### [RECORD EXTRACTS]
- - - - -

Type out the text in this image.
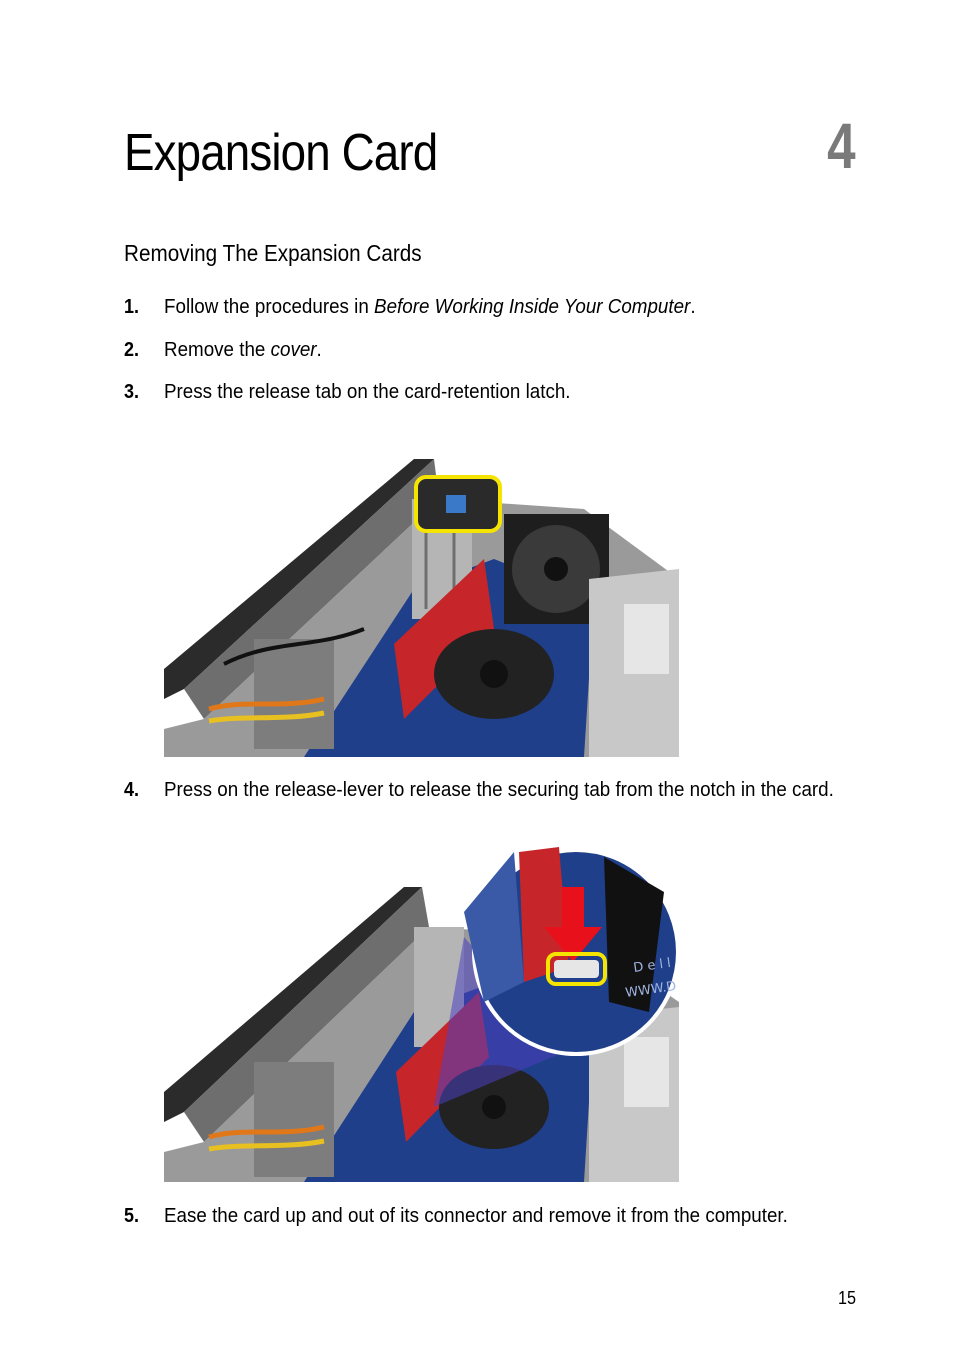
Expansion Card	4
Removing The Expansion Cards
1. Follow the procedures in Before Working Inside Your Computer.
2. Remove the cover.
3. Press the release tab on the card-retention latch.
4. Press on the release-lever to release the securing tab from the notch in the card.
D e l l
WWW.D
5. Ease the card up and out of its connector and remove it from the computer.
15
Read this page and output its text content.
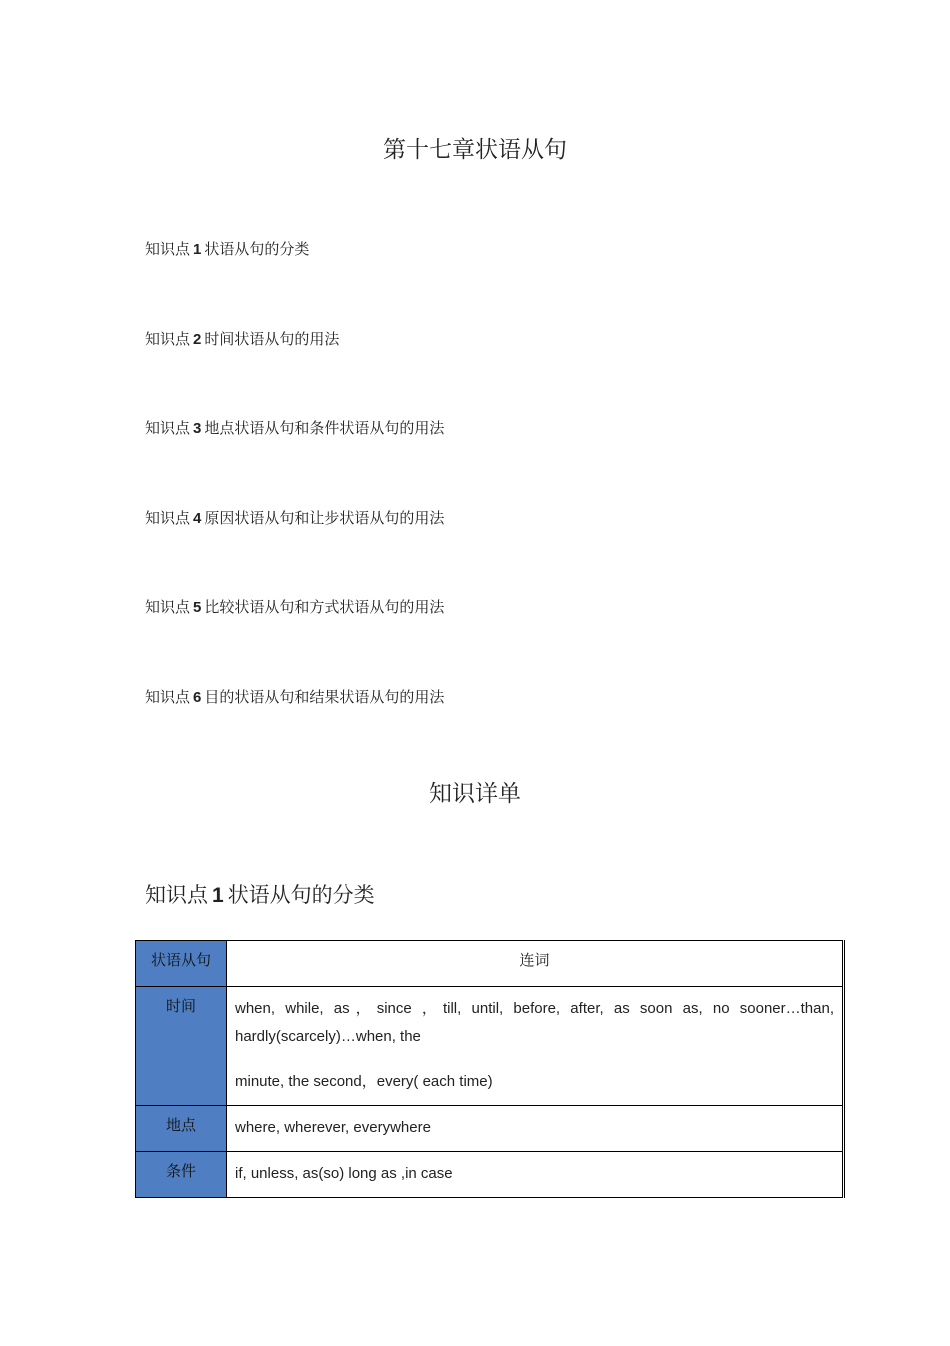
第十七章状语从句
知识点 1 状语从句的分类
知识点 2 时间状语从句的用法
知识点 3 地点状语从句和条件状语从句的用法
知识点 4 原因状语从句和让步状语从句的用法
知识点 5 比较状语从句和方式状语从句的用法
知识点 6 目的状语从句和结果状语从句的用法
知识详单
知识点 1 状语从句的分类
状语从句	连词
时间	when, while, as，since ，till, until, before, after, as soon as, no sooner…than, hardly(scarcely)…when, the

minute, the second，every( each time)

地点	where, wherever, everywhere

条件	if, unless, as(so) long as ,in case
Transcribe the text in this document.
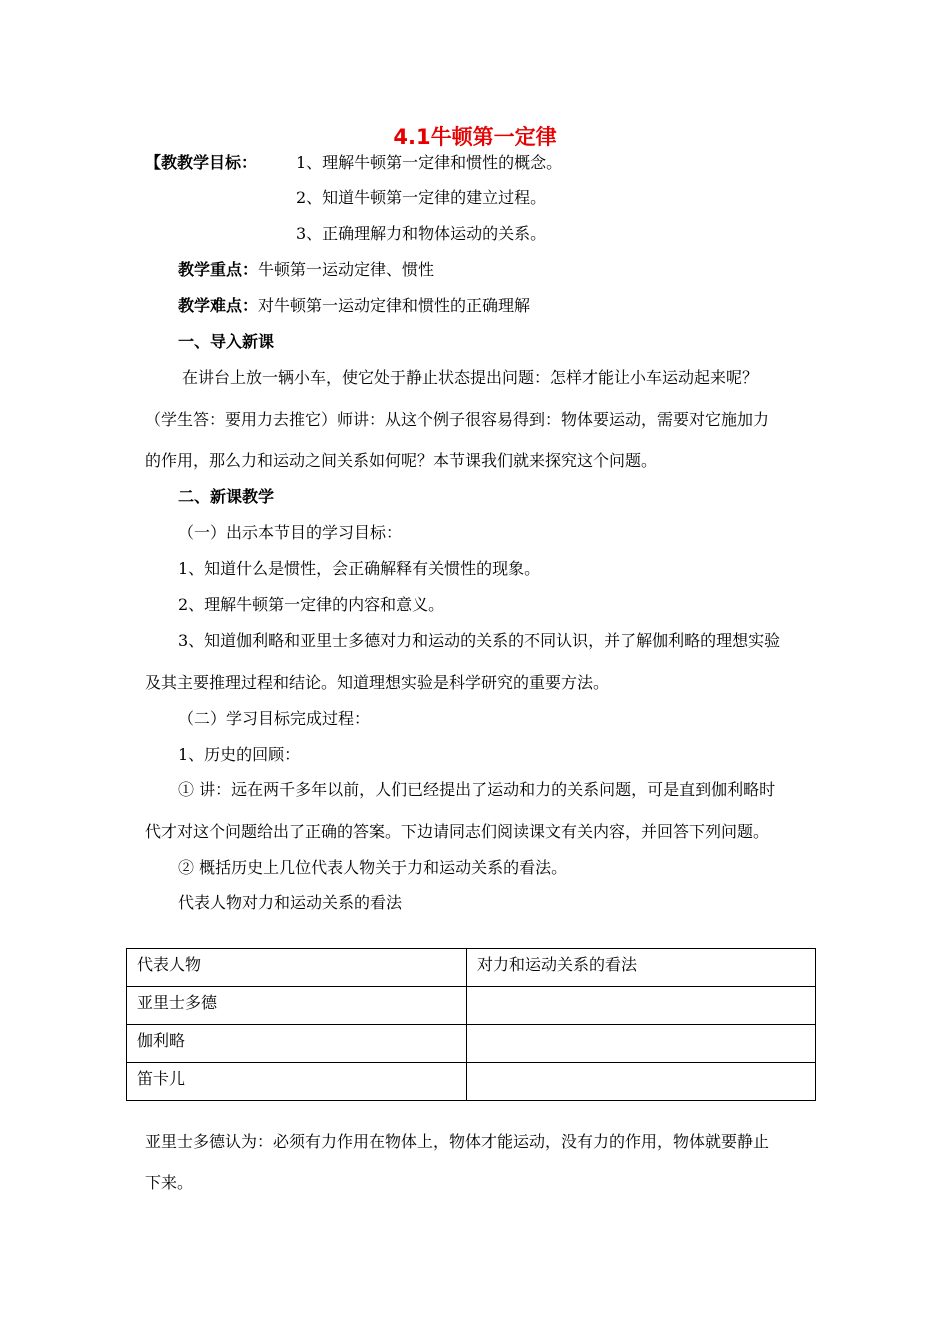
4.1牛顿第一定律
【教教学目标： 1、理解牛顿第一定律和惯性的概念。
2、知道牛顿第一定律的建立过程。
3、正确理解力和物体运动的关系。
教学重点：牛顿第一运动定律、惯性
教学难点：对牛顿第一运动定律和惯性的正确理解
一、导入新课
在讲台上放一辆小车，使它处于静止状态提出问题：怎样才能让小车运动起来呢？
（学生答：要用力去推它）师讲：从这个例子很容易得到：物体要运动，需要对它施加力
的作用，那么力和运动之间关系如何呢？本节课我们就来探究这个问题。
二、新课教学
（一）出示本节目的学习目标：
1、知道什么是惯性，会正确解释有关惯性的现象。
2、理解牛顿第一定律的内容和意义。
3、知道伽利略和亚里士多德对力和运动的关系的不同认识，并了解伽利略的理想实验
及其主要推理过程和结论。知道理想实验是科学研究的重要方法。
（二）学习目标完成过程：
1、历史的回顾：
① 讲：远在两千多年以前，人们已经提出了运动和力的关系问题，可是直到伽利略时
代才对这个问题给出了正确的答案。下边请同志们阅读课文有关内容，并回答下列问题。
② 概括历史上几位代表人物关于力和运动关系的看法。
代表人物对力和运动关系的看法
代表人物	对力和运动关系的看法
亚里士多德	
伽利略	
笛卡儿	
亚里士多德认为：必须有力作用在物体上，物体才能运动，没有力的作用，物体就要静止
下来。
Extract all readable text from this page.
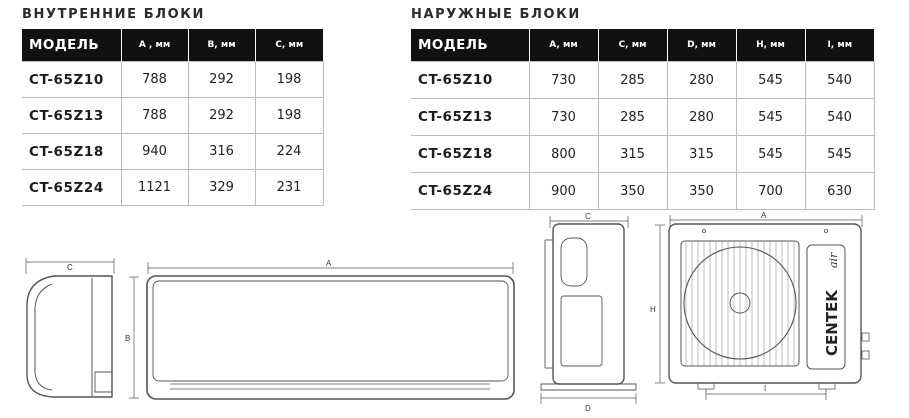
ВНУТРЕННИЕ БЛОКИ
МОДЕЛЬ	A , мм	B, мм	C, мм
CT-65Z10	788	292	198
CT-65Z13	788	292	198
CT-65Z18	940	316	224
CT-65Z24	1121	329	231
НАРУЖНЫЕ БЛОКИ
МОДЕЛЬ	A, мм	C, мм	D, мм	H, мм	I, мм
CT-65Z10	730	285	280	545	540
CT-65Z13	730	285	280	545	540
CT-65Z18	800	315	315	545	545
CT-65Z24	900	350	350	700	630
C	A
B
C
D
A
H
I
CENTEK
air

- - - - -

### [TO DO]
Copy all the lines above that hold the string "from".

### [ANSWER TO THIS EXERCISE]
4. Press on the release-lever to release the securing tab from the notch in the card.
5. Ease the card up and out of its connector and remove it from the computer.
Extract all readable text from this page.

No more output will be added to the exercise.